▶ **Selected passage**:
>>

Join us for free marine life seminars during REEF Fest 2023! We have a great lineup of guest speakers including scientists, naturalists, and underwater photographers. Seminars are held at the Murray Nelson Government Center (102050 Overseas Hwy. Key Largo, FL 33037.) Please see the detailed schedule below for dates and times.

Seminars are free and open to the public, but pre-registration is requested. 

Click here to register for REEF Fest!

Watch Online: For those who are not able to attend in person, REEF Fest seminars will be livestreamed on the REEF Facebook page and YouTube channel.

Seminar Schedule

Friday, Oct. 20

2:30 pm -- Seafood Fraud and the Sustainable Management of Groupers
Presented by Dr. John Claydon, Executive Director, Integrated Marine Biosphere Research

Groupers are highly prized as seafood throughout the world, but for many of the approximately 160 species of groupers, their life-history characteristics make them particularly vulnerable to overfishing. As a consequence, a number of species are endangered, and few populations show signs of recovery. However, the insatiable demand for groupers persists, and this has led to widespread, fraudulent substitution of grouper with other species. In the context of grouper conservation, John will discuss how this grouper mislabelling is yet another challenge to the sustainable management of these species.

4:15 pm -- A Connection to the Sea

Presented by Alex Troutman, NOAA Knauss Fellow with the Fish and Aquatic Conservation Program

We all are connected to the ocean, whether you live in a coastal community or in a landlocked city. Through rivers and streams, clouds and storms, dirt roads and black tops, we are linked by a watershed of creeks and rivers, which eventually lead out to the sea, and our daily lives are surrounded by products that come from or depend on the ocean. Our shared connection to the marine environment means that we should all take part in taking care of and advocating for it, but being an advocate requires opportunities for knowledge and exposure. It is critical to provide an introduction and access to historically-excluded and marginalized communities, who otherwise might not have means to understand the connection that they have to the sea. Alex will share stories of his work in the field and as a connector through science communication.

<<

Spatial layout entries

>>

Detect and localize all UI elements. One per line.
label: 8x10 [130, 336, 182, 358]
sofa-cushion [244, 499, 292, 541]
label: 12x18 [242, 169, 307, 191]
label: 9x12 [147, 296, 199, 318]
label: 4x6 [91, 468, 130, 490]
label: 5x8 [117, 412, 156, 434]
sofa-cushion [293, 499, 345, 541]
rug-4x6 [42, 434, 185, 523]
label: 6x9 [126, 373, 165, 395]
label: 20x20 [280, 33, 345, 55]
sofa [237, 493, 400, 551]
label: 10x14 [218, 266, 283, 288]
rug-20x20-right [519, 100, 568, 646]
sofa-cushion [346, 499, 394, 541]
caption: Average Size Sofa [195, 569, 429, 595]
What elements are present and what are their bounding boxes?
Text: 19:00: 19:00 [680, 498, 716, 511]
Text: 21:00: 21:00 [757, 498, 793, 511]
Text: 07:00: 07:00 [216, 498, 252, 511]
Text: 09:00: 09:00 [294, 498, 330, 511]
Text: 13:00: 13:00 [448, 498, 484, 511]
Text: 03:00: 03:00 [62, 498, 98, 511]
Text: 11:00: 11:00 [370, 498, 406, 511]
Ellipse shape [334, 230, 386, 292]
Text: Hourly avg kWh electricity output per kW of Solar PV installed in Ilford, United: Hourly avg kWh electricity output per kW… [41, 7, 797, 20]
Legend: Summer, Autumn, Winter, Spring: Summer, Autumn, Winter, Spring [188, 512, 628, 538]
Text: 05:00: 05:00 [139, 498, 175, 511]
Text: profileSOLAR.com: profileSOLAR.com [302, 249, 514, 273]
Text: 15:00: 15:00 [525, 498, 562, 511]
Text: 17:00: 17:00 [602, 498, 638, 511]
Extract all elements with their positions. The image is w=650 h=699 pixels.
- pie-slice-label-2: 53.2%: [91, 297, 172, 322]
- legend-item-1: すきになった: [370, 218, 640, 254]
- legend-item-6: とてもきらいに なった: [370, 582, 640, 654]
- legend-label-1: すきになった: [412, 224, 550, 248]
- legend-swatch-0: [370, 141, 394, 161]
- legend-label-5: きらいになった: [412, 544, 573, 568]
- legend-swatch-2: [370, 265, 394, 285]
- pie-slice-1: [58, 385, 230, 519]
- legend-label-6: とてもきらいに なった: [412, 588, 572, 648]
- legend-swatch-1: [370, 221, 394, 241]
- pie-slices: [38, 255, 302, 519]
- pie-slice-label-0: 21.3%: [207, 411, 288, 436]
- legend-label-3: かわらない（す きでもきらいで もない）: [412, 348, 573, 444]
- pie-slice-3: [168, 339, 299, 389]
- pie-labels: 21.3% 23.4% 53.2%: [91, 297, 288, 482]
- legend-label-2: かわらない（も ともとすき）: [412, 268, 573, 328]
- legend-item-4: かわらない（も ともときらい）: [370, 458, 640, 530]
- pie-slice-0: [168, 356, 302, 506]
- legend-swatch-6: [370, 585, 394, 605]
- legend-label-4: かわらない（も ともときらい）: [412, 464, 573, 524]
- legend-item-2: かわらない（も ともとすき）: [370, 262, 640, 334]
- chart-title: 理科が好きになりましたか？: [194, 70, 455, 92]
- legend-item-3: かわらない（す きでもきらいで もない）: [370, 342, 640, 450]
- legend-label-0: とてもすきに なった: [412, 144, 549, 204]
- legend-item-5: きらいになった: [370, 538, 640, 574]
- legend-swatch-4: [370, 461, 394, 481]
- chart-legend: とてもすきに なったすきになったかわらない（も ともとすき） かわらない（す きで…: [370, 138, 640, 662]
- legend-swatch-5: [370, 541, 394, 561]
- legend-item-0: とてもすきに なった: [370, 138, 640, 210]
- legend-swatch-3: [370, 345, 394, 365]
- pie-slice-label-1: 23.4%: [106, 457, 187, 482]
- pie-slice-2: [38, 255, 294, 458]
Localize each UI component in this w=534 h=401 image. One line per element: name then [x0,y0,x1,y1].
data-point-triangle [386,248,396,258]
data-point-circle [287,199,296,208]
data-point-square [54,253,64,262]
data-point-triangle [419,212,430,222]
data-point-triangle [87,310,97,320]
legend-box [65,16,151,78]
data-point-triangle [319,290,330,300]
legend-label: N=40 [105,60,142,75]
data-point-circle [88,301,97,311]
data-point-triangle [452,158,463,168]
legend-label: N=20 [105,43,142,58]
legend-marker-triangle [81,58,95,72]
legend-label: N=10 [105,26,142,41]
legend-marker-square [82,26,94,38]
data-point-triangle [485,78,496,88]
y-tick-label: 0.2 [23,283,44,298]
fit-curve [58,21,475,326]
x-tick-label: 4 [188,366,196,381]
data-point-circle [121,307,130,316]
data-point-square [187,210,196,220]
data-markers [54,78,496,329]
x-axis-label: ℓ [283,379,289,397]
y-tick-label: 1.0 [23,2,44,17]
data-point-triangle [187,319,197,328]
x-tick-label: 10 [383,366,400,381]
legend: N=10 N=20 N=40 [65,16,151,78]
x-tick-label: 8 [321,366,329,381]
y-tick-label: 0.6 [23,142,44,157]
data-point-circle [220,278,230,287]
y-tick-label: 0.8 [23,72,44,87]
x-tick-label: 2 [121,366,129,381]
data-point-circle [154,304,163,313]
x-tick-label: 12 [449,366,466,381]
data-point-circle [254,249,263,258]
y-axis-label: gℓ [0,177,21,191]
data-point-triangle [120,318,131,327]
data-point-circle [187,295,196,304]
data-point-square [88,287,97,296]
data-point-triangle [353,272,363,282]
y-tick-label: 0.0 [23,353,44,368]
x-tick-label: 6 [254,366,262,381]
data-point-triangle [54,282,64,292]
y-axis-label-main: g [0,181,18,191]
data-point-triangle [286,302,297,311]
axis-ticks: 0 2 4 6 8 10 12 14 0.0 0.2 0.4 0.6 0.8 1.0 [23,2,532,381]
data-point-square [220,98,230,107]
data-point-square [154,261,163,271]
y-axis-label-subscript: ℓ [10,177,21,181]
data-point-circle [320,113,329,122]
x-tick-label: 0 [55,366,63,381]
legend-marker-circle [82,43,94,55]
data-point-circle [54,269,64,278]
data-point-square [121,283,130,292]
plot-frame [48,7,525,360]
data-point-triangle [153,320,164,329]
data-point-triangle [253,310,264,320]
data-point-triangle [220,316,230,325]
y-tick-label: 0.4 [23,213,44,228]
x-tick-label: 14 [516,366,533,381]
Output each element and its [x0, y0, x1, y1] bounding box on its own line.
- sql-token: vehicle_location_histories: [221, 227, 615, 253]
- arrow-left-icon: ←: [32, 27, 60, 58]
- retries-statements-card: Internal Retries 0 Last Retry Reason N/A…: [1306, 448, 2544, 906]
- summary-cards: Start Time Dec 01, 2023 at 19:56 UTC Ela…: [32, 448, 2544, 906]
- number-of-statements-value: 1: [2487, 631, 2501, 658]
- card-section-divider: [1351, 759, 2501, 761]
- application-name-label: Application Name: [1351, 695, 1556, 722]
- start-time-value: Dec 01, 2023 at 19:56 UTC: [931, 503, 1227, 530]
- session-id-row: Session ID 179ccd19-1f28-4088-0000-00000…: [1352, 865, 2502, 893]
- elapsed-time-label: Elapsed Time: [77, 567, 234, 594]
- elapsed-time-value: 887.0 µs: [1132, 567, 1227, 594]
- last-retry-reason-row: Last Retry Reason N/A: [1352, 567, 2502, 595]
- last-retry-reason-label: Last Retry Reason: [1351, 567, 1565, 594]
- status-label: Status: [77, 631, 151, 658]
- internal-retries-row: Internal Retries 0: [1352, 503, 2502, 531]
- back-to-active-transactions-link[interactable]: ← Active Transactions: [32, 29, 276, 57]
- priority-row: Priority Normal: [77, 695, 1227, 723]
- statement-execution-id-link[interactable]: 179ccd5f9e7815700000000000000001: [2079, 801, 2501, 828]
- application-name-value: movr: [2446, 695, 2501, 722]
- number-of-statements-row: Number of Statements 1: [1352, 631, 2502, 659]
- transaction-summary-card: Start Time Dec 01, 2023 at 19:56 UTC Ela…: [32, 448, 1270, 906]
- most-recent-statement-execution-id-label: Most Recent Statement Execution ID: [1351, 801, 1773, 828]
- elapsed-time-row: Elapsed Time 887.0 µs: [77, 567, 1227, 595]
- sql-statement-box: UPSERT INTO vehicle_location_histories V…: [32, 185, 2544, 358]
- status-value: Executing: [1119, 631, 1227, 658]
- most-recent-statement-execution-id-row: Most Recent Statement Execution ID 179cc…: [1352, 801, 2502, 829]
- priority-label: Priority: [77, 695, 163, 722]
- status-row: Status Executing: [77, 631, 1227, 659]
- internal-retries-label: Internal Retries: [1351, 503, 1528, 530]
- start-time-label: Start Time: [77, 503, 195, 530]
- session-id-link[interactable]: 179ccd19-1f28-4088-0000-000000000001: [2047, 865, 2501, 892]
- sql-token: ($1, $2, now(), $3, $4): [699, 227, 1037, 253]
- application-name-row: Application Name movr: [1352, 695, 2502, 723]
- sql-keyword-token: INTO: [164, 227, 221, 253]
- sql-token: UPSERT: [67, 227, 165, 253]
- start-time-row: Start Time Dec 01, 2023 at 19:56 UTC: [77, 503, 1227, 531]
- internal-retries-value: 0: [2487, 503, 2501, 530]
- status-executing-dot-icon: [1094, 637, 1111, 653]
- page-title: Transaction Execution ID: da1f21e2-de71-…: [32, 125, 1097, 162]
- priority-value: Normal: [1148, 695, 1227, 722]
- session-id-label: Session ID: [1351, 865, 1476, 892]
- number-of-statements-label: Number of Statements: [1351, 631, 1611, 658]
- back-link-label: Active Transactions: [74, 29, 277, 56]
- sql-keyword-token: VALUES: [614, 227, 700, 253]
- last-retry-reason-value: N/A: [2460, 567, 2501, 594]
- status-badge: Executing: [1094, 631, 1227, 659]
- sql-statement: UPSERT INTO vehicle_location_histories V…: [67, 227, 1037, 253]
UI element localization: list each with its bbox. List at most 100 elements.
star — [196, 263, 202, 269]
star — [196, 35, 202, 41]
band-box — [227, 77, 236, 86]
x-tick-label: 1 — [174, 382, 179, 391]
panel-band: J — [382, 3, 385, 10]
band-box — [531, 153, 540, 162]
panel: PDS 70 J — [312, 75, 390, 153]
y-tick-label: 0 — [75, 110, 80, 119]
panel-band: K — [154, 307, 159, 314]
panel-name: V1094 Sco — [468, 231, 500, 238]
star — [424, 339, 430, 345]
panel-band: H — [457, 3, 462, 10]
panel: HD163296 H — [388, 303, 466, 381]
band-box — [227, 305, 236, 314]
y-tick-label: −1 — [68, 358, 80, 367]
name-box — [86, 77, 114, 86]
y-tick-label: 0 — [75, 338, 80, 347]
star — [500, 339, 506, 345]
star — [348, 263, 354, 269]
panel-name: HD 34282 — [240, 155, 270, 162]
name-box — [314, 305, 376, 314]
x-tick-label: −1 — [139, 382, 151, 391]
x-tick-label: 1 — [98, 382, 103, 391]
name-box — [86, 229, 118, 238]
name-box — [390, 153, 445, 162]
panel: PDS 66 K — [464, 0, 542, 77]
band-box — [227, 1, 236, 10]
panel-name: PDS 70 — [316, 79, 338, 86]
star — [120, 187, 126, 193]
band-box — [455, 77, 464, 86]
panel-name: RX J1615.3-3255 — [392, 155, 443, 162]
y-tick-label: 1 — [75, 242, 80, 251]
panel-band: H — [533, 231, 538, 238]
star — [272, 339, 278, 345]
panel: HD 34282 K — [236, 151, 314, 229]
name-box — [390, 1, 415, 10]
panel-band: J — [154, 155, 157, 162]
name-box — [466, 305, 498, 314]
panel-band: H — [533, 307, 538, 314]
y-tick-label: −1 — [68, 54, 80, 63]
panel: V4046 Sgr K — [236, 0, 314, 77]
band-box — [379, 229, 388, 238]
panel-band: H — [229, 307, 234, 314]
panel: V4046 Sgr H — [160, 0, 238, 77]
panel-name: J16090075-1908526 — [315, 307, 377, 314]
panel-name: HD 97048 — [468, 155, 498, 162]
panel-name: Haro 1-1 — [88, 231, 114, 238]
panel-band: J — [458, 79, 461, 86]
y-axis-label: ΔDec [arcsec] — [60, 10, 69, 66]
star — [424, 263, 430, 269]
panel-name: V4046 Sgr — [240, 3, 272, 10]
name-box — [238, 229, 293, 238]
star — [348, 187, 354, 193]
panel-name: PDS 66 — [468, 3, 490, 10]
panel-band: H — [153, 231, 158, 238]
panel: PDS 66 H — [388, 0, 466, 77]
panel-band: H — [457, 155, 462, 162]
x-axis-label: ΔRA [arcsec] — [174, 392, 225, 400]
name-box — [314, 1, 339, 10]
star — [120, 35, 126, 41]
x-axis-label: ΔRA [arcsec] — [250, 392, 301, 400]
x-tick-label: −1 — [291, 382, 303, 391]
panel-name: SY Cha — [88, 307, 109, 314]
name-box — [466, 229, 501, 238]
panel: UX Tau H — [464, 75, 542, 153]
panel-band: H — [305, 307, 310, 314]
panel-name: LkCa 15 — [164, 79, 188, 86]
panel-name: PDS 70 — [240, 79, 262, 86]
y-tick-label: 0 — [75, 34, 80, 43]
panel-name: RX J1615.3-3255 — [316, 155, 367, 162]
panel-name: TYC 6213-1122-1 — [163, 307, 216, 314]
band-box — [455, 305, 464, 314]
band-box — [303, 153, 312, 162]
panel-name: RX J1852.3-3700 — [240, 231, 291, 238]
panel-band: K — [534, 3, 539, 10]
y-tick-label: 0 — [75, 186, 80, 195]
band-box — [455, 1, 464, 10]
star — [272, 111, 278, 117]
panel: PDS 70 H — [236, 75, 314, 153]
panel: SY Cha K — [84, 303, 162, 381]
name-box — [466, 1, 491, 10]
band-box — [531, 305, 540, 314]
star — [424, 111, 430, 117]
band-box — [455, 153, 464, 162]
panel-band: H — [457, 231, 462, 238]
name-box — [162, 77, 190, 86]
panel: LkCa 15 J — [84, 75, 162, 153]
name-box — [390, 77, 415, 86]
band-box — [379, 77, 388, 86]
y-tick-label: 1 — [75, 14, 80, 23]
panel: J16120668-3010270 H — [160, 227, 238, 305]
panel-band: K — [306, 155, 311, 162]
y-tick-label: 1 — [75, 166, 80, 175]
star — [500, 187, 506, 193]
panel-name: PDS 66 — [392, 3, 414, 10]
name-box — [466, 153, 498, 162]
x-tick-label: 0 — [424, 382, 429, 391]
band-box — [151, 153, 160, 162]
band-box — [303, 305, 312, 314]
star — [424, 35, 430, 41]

<<

▶ **What needs to be done**:
Please resume the REEF Fest seminar schedule above, starting right after its last sentence.

▶ **Final result**:
6:30 pm -- A Journey Through the Science and Management of the Remote and Wild Reefs and Islands of the Coral Sea Marine Park, Australia
Presented by Martin Russell, Manager, Coral Sea Marine Park, Australia

The Coral Sea Marine Park off northeast Australia in the Pacific Ocean is a vast and remote wilderness covering almost 1 million km2, with over 60 uninhabited islands and over 1800 reefs. Martin is the manager of the Marine Park and has two key projects: Coral Reef Health and Island Health Projects. He will talk about these amazing and relatively untouched reefs and islands, including shallow reef dive and deep reef ROV surveys, discovery of new corals and fish, the assessments of seabirds, vegetation and marine debris on islands, and the protection being implemented for the long term.

Saturday, Oct. 21

2:30 pm -- Stickball & Seahorses – A photographic journey
Presented by Jason Belport, Underwater Photographer

Jason will share photographic imagery, experiences, and observations from diving marine ecosystems around the world over the last 25 years. He will share a firsthand account of the challenges and hopes for the marine ecosystems of the Cayman Islands along with some truly unique experiences from Cayman, having been a Cayman resident since 1996. Jason will also share experiences from photographic tours in Fiji, French Polynesia, Raja Ampat, Bonaire, Roatan, Hawaii, Turks and Caicos, and California.

3:15 pm -- 30 Years of Making a Difference for the Oceans
Presented by Christy Semmens, Ph.D., REEF Co-Executive Director: Science and Engagement, and Brice Semmens, Ph.D., Professor, Scripps Institution of Oceanography

July 2023 marks the 30th anniversary of the REEF Volunteer Fish Survey Project. What started with a small group of pioneering ocean enthusiasts taking a slate on a dive in the Florida Keys has resulted in the largest open-access marine life sightings database in the world, now approaching 300,000 surveys conducted by citizen scientists. Each REEF survey submitted truly makes an impact on marine conservation. Today, REEF is considered a worldwide leader in ocean citizen science and the organization's capacity for collaborative partnerships to advance science and conservation is regarded as one of our strongest assets. Christy and Brice were part of the team that helped lay the groundwork in the early days of REEF. In celebration of three decades of making a difference for the oceans, Christy and Brice will share a few of the latest updates with the survey project, as well as REEF's other conservation science programs, the Grouper Moon Project and the Invasive Species Program.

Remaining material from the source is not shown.